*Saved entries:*
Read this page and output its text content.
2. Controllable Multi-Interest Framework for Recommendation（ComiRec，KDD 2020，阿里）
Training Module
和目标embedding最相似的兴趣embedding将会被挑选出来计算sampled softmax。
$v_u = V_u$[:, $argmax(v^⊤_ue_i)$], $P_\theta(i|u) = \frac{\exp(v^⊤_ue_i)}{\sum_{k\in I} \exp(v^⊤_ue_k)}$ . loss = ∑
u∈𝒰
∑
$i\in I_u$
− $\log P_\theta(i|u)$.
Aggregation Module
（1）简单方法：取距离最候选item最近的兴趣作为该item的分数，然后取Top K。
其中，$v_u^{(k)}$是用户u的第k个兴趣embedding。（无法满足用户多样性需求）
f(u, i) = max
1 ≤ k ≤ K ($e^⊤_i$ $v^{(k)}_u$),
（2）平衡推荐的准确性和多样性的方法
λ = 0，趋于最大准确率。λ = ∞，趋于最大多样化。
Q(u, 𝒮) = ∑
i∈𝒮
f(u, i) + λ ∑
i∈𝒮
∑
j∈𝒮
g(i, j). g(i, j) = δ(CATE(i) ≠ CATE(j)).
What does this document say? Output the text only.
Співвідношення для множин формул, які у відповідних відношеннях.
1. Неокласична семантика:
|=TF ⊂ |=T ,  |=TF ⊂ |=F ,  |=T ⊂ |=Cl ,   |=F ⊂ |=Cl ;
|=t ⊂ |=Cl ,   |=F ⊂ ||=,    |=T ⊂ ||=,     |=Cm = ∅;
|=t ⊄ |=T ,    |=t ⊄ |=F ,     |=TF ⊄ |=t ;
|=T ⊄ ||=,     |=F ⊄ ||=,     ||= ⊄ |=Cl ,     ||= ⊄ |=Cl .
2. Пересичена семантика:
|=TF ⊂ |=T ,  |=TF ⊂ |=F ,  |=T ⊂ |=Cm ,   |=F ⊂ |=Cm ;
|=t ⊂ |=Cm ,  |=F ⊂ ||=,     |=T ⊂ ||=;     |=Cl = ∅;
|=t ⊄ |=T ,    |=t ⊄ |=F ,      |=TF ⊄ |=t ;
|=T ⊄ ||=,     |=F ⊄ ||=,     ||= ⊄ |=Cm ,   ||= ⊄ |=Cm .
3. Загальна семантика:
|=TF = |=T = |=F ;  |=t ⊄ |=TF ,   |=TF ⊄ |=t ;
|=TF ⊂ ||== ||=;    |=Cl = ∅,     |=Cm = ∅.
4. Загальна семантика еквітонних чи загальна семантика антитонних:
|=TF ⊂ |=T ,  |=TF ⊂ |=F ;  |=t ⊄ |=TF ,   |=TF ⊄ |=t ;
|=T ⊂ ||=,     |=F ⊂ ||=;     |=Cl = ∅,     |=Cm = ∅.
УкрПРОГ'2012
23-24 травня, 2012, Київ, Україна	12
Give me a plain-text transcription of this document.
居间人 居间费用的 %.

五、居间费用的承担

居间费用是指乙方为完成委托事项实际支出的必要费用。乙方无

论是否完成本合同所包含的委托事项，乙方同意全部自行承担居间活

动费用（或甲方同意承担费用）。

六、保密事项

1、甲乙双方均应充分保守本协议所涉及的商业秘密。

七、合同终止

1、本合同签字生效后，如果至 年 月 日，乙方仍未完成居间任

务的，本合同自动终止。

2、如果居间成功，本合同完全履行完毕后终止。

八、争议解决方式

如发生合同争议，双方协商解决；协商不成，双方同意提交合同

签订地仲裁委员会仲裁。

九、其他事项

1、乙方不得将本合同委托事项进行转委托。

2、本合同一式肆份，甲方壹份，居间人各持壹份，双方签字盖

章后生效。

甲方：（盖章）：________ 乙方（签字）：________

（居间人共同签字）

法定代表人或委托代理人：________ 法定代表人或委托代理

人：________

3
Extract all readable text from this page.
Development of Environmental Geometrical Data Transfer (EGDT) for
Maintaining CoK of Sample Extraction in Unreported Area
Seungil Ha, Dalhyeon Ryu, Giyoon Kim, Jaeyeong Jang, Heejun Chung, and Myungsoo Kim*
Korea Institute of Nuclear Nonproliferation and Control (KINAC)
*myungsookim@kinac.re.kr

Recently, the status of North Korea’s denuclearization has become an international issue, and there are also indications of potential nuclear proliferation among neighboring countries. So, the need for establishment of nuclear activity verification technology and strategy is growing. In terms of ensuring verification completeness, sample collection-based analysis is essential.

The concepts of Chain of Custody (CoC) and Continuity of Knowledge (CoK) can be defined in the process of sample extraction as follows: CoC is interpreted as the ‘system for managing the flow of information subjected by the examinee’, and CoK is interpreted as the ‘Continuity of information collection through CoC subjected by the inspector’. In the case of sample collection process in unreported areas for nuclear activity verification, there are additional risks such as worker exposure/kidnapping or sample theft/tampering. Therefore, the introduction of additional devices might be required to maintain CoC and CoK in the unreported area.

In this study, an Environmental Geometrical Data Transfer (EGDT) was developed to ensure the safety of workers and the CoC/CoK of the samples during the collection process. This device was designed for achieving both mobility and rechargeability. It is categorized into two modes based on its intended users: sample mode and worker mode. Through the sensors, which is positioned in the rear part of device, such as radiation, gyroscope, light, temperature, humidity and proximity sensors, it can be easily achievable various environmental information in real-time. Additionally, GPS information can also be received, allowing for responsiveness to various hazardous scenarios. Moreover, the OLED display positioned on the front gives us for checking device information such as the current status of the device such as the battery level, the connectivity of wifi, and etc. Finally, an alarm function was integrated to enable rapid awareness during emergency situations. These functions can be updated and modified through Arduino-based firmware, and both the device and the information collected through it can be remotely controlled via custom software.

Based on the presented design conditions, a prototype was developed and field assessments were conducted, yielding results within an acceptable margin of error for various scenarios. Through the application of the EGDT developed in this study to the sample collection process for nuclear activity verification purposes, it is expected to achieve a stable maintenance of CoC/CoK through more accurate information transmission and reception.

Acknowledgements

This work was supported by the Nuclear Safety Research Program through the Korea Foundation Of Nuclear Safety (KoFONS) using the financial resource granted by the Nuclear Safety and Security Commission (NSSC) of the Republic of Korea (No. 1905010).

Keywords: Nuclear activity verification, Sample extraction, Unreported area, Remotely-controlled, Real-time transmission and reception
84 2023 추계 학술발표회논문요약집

*Task:* Where does the word "scenarios" appear in the listing? List each line that holds it.

*Solution for this task:*
In this study, an Environmental Geometrical Data Transfer (EGDT) was developed to ensure the safety of workers and the CoC/CoK of the samples during the collection process. This device was designed for achieving both mobility and rechargeability. It is categorized into two modes based on its intended users: sample mode and worker mode. Through the sensors, which is positioned in the rear part of device, such as radiation, gyroscope, light, temperature, humidity and proximity sensors, it can be easily achievable various environmental information in real-time. Additionally, GPS information can also be received, allowing for responsiveness to various hazardous scenarios. Moreover, the OLED display positioned on the front gives us for checking device information such as the current status of the device such as the battery level, the connectivity of wifi, and etc. Finally, an alarm function was integrated to enable rapid awareness during emergency situations. These functions can be updated and modified through Arduino-based firmware, and both the device and the information collected through it can be remotely controlled via custom software.
Based on the presented design conditions, a prototype was developed and field assessments were conducted, yielding results within an acceptable margin of error for various scenarios. Through the application of the EGDT developed in this study to the sample collection process for nuclear activity verification purposes, it is expected to achieve a stable maintenance of CoC/CoK through more accurate information transmission and reception.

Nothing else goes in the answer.